▸ **Written instruction**
Gather from the material every line that contains the string "object".

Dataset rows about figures
:::::

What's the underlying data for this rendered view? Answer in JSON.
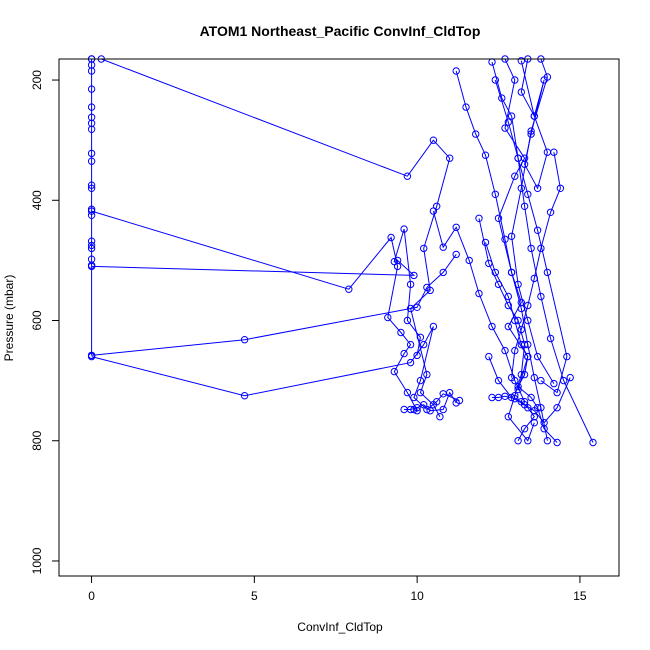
{
  "chart_data": {
    "type": "line",
    "title": "ATOM1 Northeast_Pacific ConvInf_CldTop",
    "xlabel": "ConvInf_CldTop",
    "ylabel": "Pressure (mbar)",
    "xlim": [
      -1,
      16.2
    ],
    "ylim": [
      1025,
      165
    ],
    "y_reversed": true,
    "x_ticks": [
      0,
      5,
      10,
      15
    ],
    "y_ticks": [
      200,
      400,
      600,
      800,
      1000
    ],
    "grid": false,
    "color": "#0000ff",
    "series": [
      {
        "x": [
          0,
          0,
          0,
          0,
          0,
          0,
          0,
          0,
          0,
          0,
          0,
          0,
          0,
          0,
          0,
          0,
          0,
          0,
          0,
          0,
          0
        ],
        "y": [
          165,
          175,
          185,
          215,
          245,
          262,
          272,
          282,
          322,
          335,
          375,
          380,
          415,
          425,
          468,
          475,
          480,
          498,
          508,
          658,
          165
        ]
      },
      {
        "x": [
          0,
          4.7,
          10.0,
          10.3,
          10.8,
          11.2
        ],
        "y": [
          658,
          632,
          578,
          545,
          520,
          490
        ]
      },
      {
        "x": [
          0,
          4.7,
          9.8,
          10.2,
          10.5,
          10.1,
          9.9,
          10.3,
          10.6,
          10.8,
          11.3
        ],
        "y": [
          660,
          725,
          670,
          640,
          610,
          700,
          728,
          748,
          735,
          722,
          733
        ]
      },
      {
        "x": [
          0,
          7.9,
          9.2,
          9.4,
          9.1,
          9.5,
          9.8,
          9.6,
          9.3,
          9.7,
          10.0,
          9.9
        ],
        "y": [
          418,
          548,
          462,
          510,
          595,
          620,
          640,
          655,
          685,
          720,
          750,
          748
        ]
      },
      {
        "x": [
          0,
          9.9,
          9.4,
          9.3,
          9.6,
          9.8,
          9.7,
          10.1,
          10.0
        ],
        "y": [
          510,
          525,
          500,
          502,
          448,
          540,
          600,
          628,
          658
        ]
      },
      {
        "x": [
          0.3,
          9.7,
          10.5,
          11.0,
          10.6,
          10.2,
          10.4,
          9.8,
          10.3,
          10.1,
          10.5,
          10.7
        ],
        "y": [
          165,
          360,
          300,
          330,
          410,
          480,
          550,
          580,
          690,
          720,
          740,
          760
        ]
      },
      {
        "x": [
          9.6,
          9.8,
          10.0,
          10.2,
          10.4,
          10.8,
          11.0,
          11.2
        ],
        "y": [
          748,
          748,
          745,
          740,
          750,
          748,
          720,
          737
        ]
      },
      {
        "x": [
          10.5,
          10.8,
          11.2,
          11.6,
          11.9,
          12.3,
          12.7,
          13.0,
          13.3
        ],
        "y": [
          418,
          478,
          445,
          500,
          555,
          610,
          650,
          700,
          735
        ]
      },
      {
        "x": [
          11.2,
          11.5,
          11.8,
          12.1,
          12.4,
          12.7,
          12.9,
          13.2,
          13.4,
          13.6,
          13.8,
          14.0
        ],
        "y": [
          185,
          245,
          290,
          325,
          390,
          465,
          520,
          580,
          640,
          695,
          745,
          800
        ]
      },
      {
        "x": [
          12.3,
          12.6,
          12.9,
          13.1,
          13.3,
          13.5,
          13.8,
          14.1,
          14.5,
          15.4
        ],
        "y": [
          170,
          230,
          260,
          330,
          410,
          480,
          560,
          630,
          700,
          803
        ]
      },
      {
        "x": [
          12.7,
          13.0,
          12.7,
          13.3,
          13.0,
          12.5,
          12.9,
          13.2,
          12.8,
          13.4,
          13.1
        ],
        "y": [
          165,
          200,
          280,
          330,
          360,
          430,
          520,
          570,
          610,
          660,
          715
        ]
      },
      {
        "x": [
          13.4,
          13.2,
          13.6,
          13.9,
          13.5,
          13.3,
          13.7,
          14.0,
          13.6,
          13.2
        ],
        "y": [
          165,
          220,
          260,
          200,
          290,
          340,
          380,
          320,
          260,
          168
        ]
      },
      {
        "x": [
          13.8,
          14.0,
          13.5,
          13.2,
          12.9,
          13.1,
          13.4,
          13.7,
          14.2
        ],
        "y": [
          165,
          195,
          285,
          380,
          460,
          540,
          600,
          660,
          705
        ]
      },
      {
        "x": [
          11.9,
          12.2,
          12.5,
          12.8,
          13.1,
          13.3,
          13.2,
          13.0,
          12.8,
          13.4,
          13.6
        ],
        "y": [
          430,
          505,
          540,
          575,
          600,
          640,
          690,
          725,
          760,
          800,
          770
        ]
      },
      {
        "x": [
          14.2,
          14.4,
          14.1,
          13.8,
          13.6,
          13.4,
          13.2,
          13.0,
          12.9
        ],
        "y": [
          320,
          380,
          420,
          480,
          530,
          575,
          615,
          650,
          695
        ]
      },
      {
        "x": [
          12.1,
          12.4,
          12.8,
          13.0,
          13.2,
          13.4,
          13.3,
          13.1,
          13.5,
          13.7,
          13.9,
          14.3
        ],
        "y": [
          470,
          520,
          560,
          600,
          640,
          660,
          690,
          710,
          728,
          745,
          780,
          803
        ]
      },
      {
        "x": [
          12.2,
          12.5,
          12.9,
          13.3,
          13.6,
          13.9,
          14.3,
          14.7
        ],
        "y": [
          660,
          700,
          728,
          740,
          750,
          770,
          745,
          695
        ]
      },
      {
        "x": [
          12.3,
          12.5,
          12.7,
          13.0,
          13.2,
          13.4,
          13.6,
          13.3,
          13.1
        ],
        "y": [
          728,
          728,
          726,
          730,
          735,
          745,
          760,
          780,
          800
        ]
      },
      {
        "x": [
          12.4,
          12.8,
          13.1,
          13.4,
          13.7,
          14.0,
          14.6,
          14.3,
          13.8
        ],
        "y": [
          200,
          270,
          330,
          390,
          450,
          520,
          660,
          720,
          700
        ]
      }
    ]
  }
}
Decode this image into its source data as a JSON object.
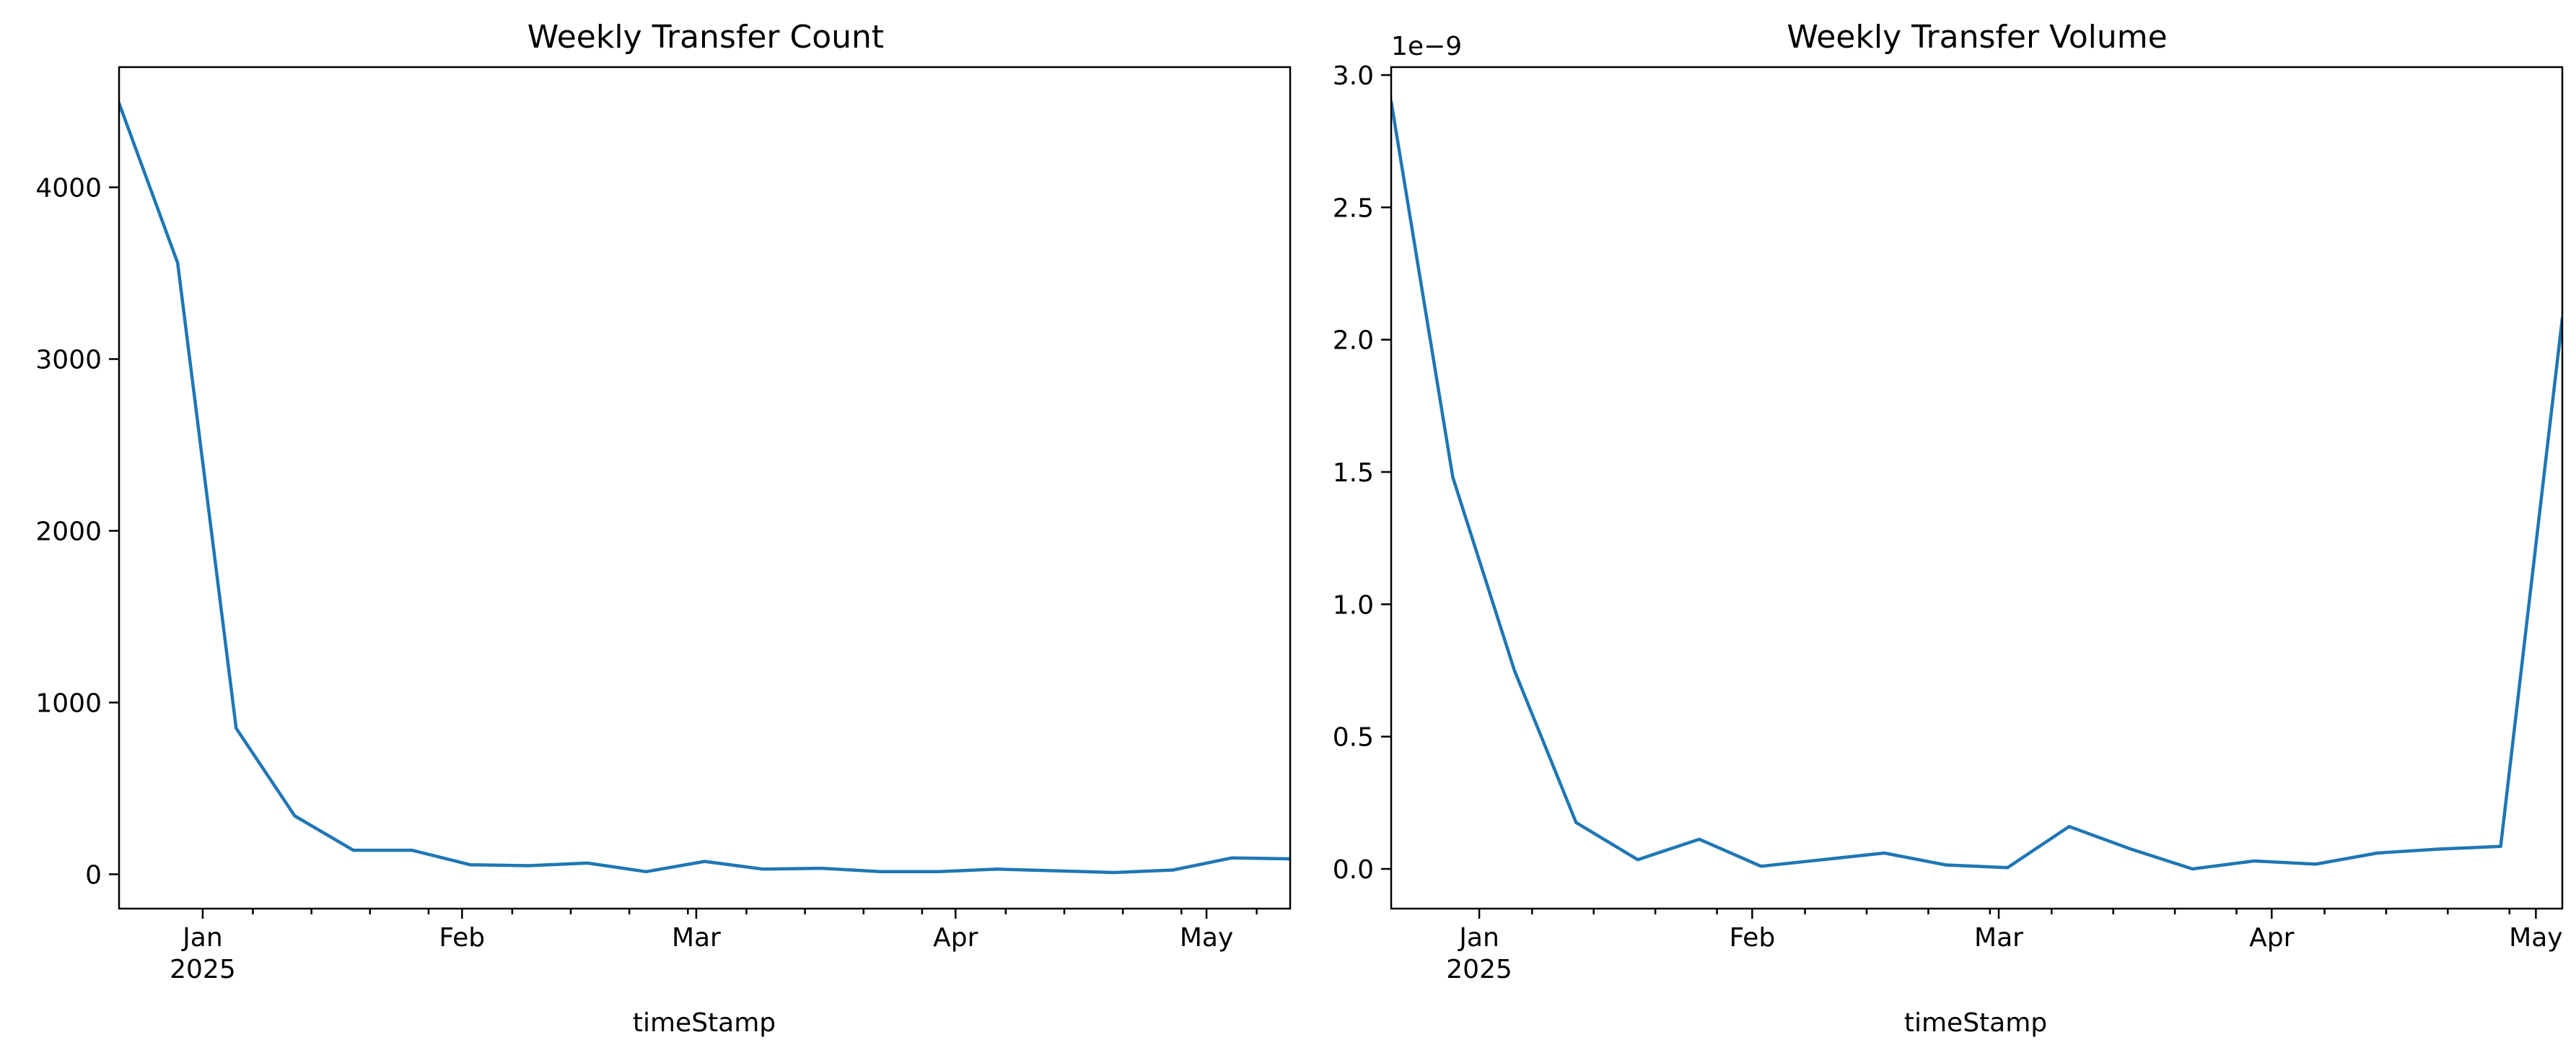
{
  "colors": {
    "series": "#1f77b4",
    "axes": "#000000",
    "background": "#ffffff"
  },
  "chart_data": [
    {
      "type": "line",
      "title": "Weekly Transfer Count",
      "xlabel": "timeStamp",
      "ylabel": "",
      "x_axis": "date",
      "xlim": [
        "2024-12-22",
        "2025-05-11"
      ],
      "ylim": [
        -200,
        4700
      ],
      "yticks": [
        0,
        1000,
        2000,
        3000,
        4000
      ],
      "ytick_labels": [
        "0",
        "1000",
        "2000",
        "3000",
        "4000"
      ],
      "xticks": [
        "2025-01-01",
        "2025-02-01",
        "2025-03-01",
        "2025-04-01",
        "2025-05-01"
      ],
      "xtick_labels": [
        "Jan\n2025",
        "Feb",
        "Mar",
        "Apr",
        "May"
      ],
      "y_offset_label": "",
      "grid": false,
      "x": [
        "2024-12-22",
        "2024-12-29",
        "2025-01-05",
        "2025-01-12",
        "2025-01-19",
        "2025-01-26",
        "2025-02-02",
        "2025-02-09",
        "2025-02-16",
        "2025-02-23",
        "2025-03-02",
        "2025-03-09",
        "2025-03-16",
        "2025-03-23",
        "2025-03-30",
        "2025-04-06",
        "2025-04-13",
        "2025-04-20",
        "2025-04-27",
        "2025-05-04",
        "2025-05-11"
      ],
      "series": [
        {
          "values": [
            4490,
            3560,
            850,
            340,
            140,
            140,
            55,
            50,
            65,
            15,
            75,
            30,
            35,
            15,
            15,
            30,
            20,
            10,
            25,
            95,
            90
          ]
        }
      ]
    },
    {
      "type": "line",
      "title": "Weekly Transfer Volume",
      "xlabel": "timeStamp",
      "ylabel": "",
      "x_axis": "date",
      "xlim": [
        "2024-12-22",
        "2025-05-04"
      ],
      "ylim": [
        -1.5e-10,
        3.03e-09
      ],
      "yticks": [
        0,
        5e-10,
        1e-09,
        1.5e-09,
        2e-09,
        2.5e-09,
        3e-09
      ],
      "ytick_labels": [
        "0.0",
        "0.5",
        "1.0",
        "1.5",
        "2.0",
        "2.5",
        "3.0"
      ],
      "xticks": [
        "2025-01-01",
        "2025-02-01",
        "2025-03-01",
        "2025-04-01",
        "2025-05-01"
      ],
      "xtick_labels": [
        "Jan\n2025",
        "Feb",
        "Mar",
        "Apr",
        "May"
      ],
      "y_offset_label": "1e−9",
      "grid": false,
      "x": [
        "2024-12-22",
        "2024-12-29",
        "2025-01-05",
        "2025-01-12",
        "2025-01-19",
        "2025-01-26",
        "2025-02-02",
        "2025-02-09",
        "2025-02-16",
        "2025-02-23",
        "2025-03-02",
        "2025-03-09",
        "2025-03-16",
        "2025-03-23",
        "2025-03-30",
        "2025-04-06",
        "2025-04-13",
        "2025-04-20",
        "2025-04-27",
        "2025-05-04"
      ],
      "series": [
        {
          "values": [
            2.9e-09,
            1.48e-09,
            7.5e-10,
            1.75e-10,
            3.5e-11,
            1.12e-10,
            1e-11,
            3.5e-11,
            6e-11,
            1.5e-11,
            5e-12,
            1.6e-10,
            7.5e-11,
            0,
            3e-11,
            1.8e-11,
            6e-11,
            7.5e-11,
            8.5e-11,
            2.08e-09
          ]
        }
      ]
    }
  ]
}
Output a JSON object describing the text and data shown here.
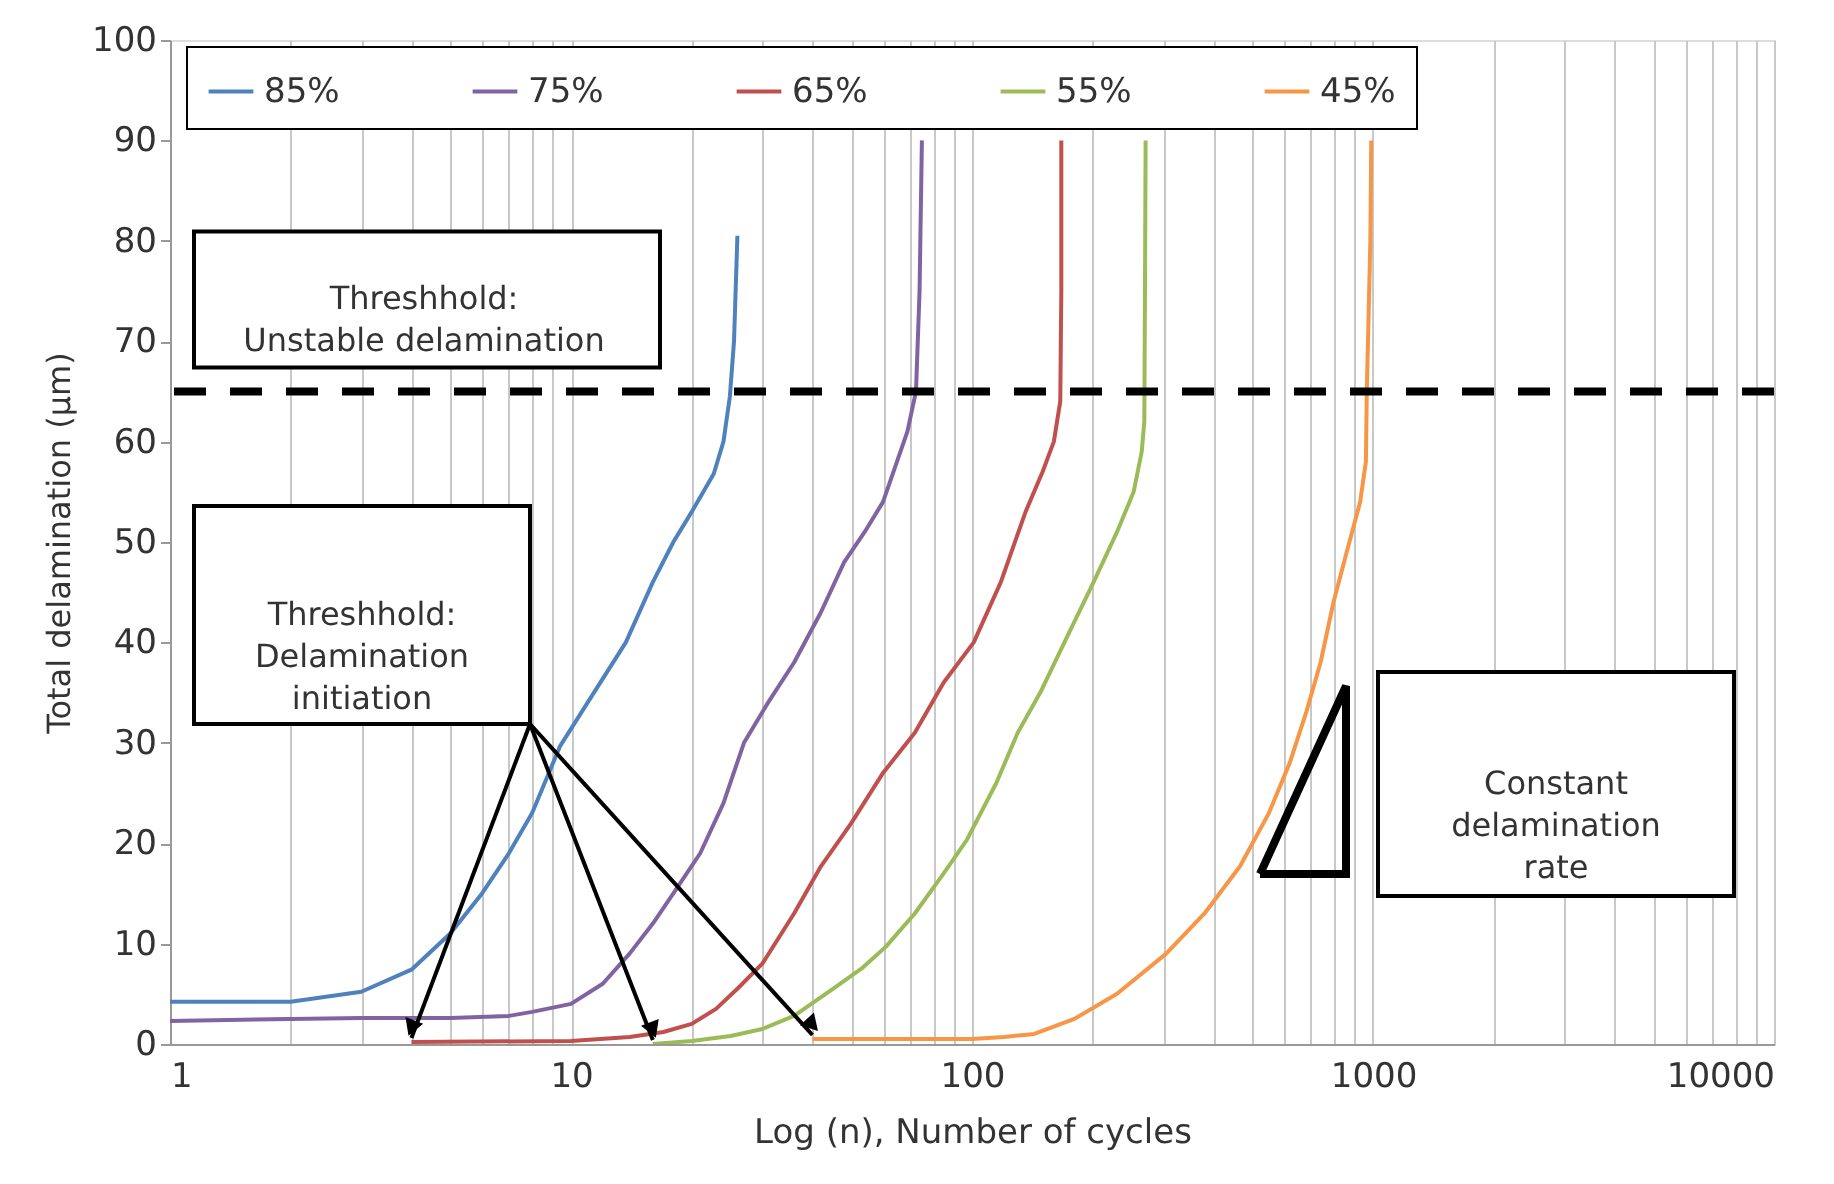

:::::

▸ **Output below**
Decode this image into its source data as a JSON object.
Output a JSON object describing the text and data shown here.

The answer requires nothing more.